[Dataset items]
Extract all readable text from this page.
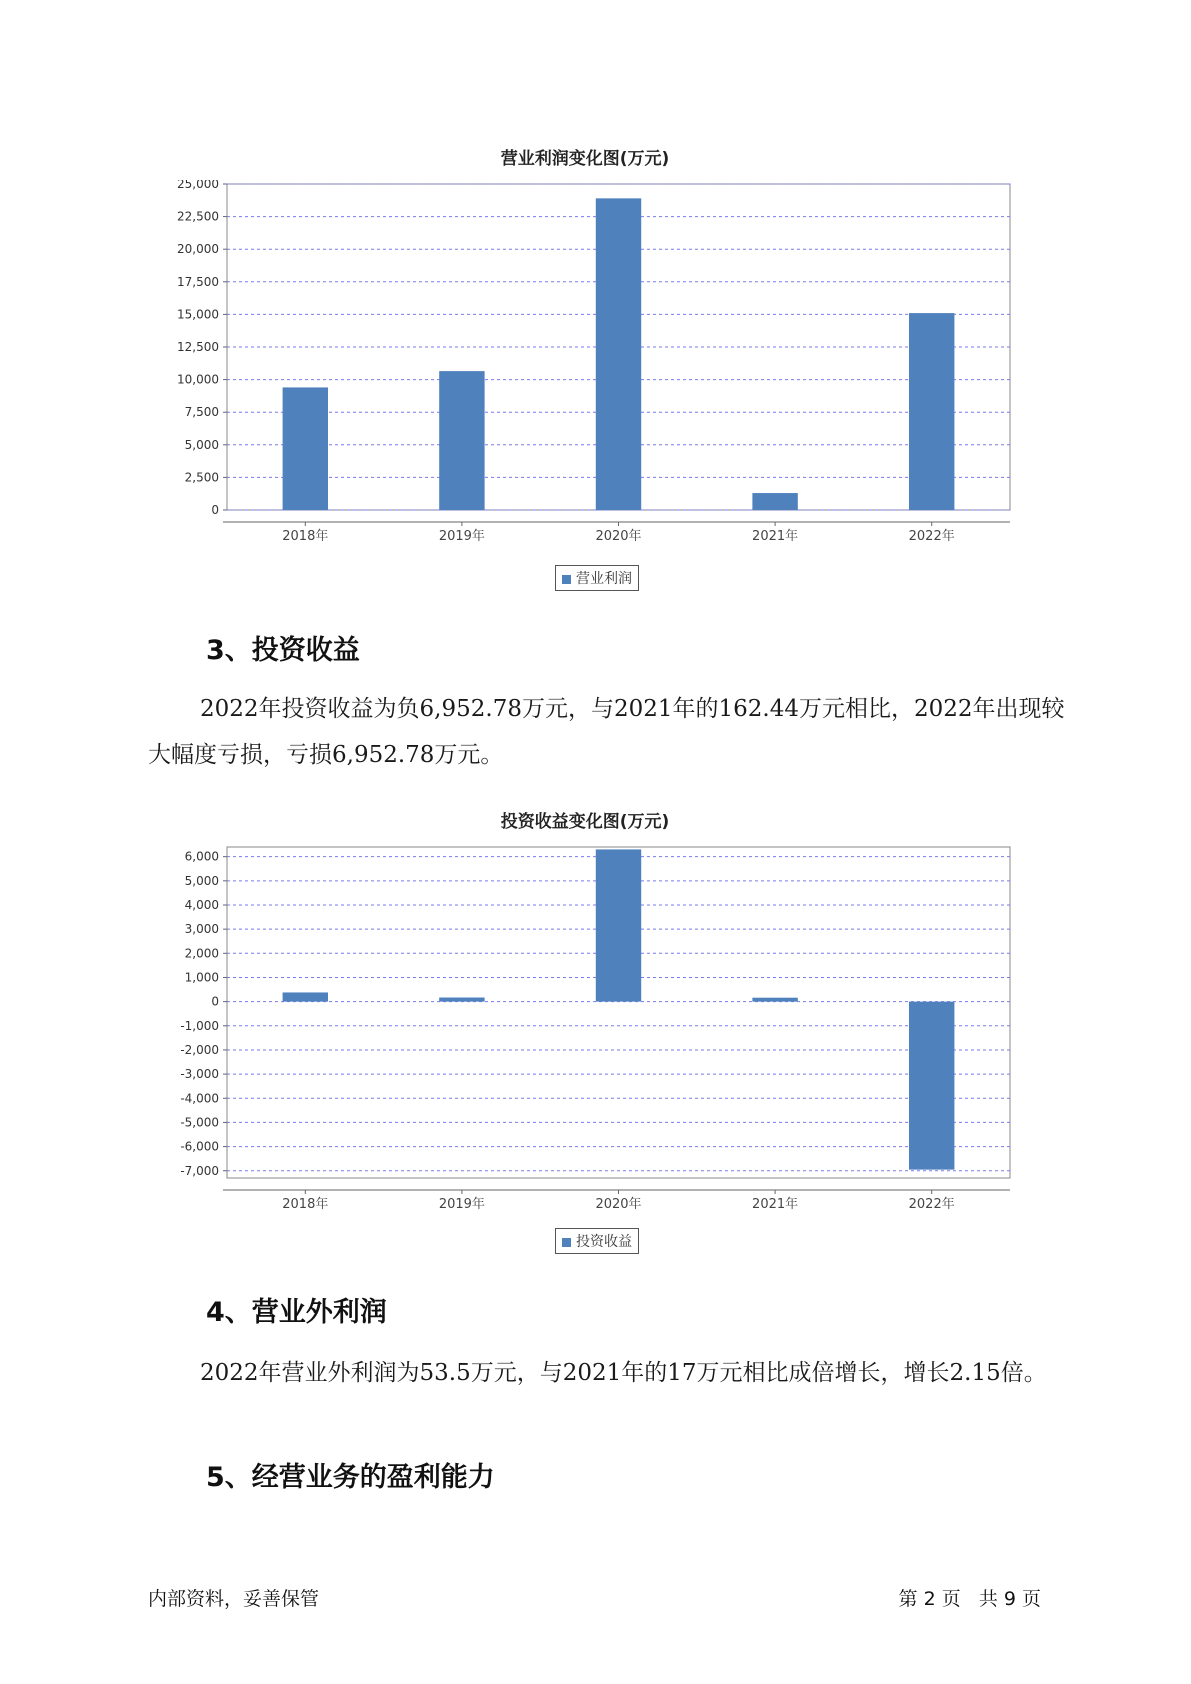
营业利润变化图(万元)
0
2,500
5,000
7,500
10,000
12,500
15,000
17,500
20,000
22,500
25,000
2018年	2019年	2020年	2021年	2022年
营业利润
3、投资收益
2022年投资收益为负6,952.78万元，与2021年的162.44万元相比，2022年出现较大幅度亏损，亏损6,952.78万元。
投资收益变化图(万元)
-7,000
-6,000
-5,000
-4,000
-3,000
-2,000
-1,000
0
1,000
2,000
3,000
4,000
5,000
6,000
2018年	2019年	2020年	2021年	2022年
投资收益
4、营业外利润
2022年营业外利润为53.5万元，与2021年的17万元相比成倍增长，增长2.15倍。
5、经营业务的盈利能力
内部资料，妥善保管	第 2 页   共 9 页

Objective:
Write out the full set of lines verbatim, without the pictures.

Answer to this problem:
Extract all readable text from this page.
营业利润变化图(万元)
0
2,500
5,000
7,500
10,000
12,500
15,000
17,500
20,000
22,500
25,000
2018年	2019年	2020年	2021年	2022年
营业利润
3、投资收益
2022年投资收益为负6,952.78万元，与2021年的162.44万元相比，2022年出现较大幅度亏损，亏损6,952.78万元。
投资收益变化图(万元)
-7,000
-6,000
-5,000
-4,000
-3,000
-2,000
-1,000
0
1,000
2,000
3,000
4,000
5,000
6,000
2018年	2019年	2020年	2021年	2022年
投资收益
4、营业外利润
2022年营业外利润为53.5万元，与2021年的17万元相比成倍增长，增长2.15倍。
5、经营业务的盈利能力
内部资料，妥善保管	第 2 页   共 9 页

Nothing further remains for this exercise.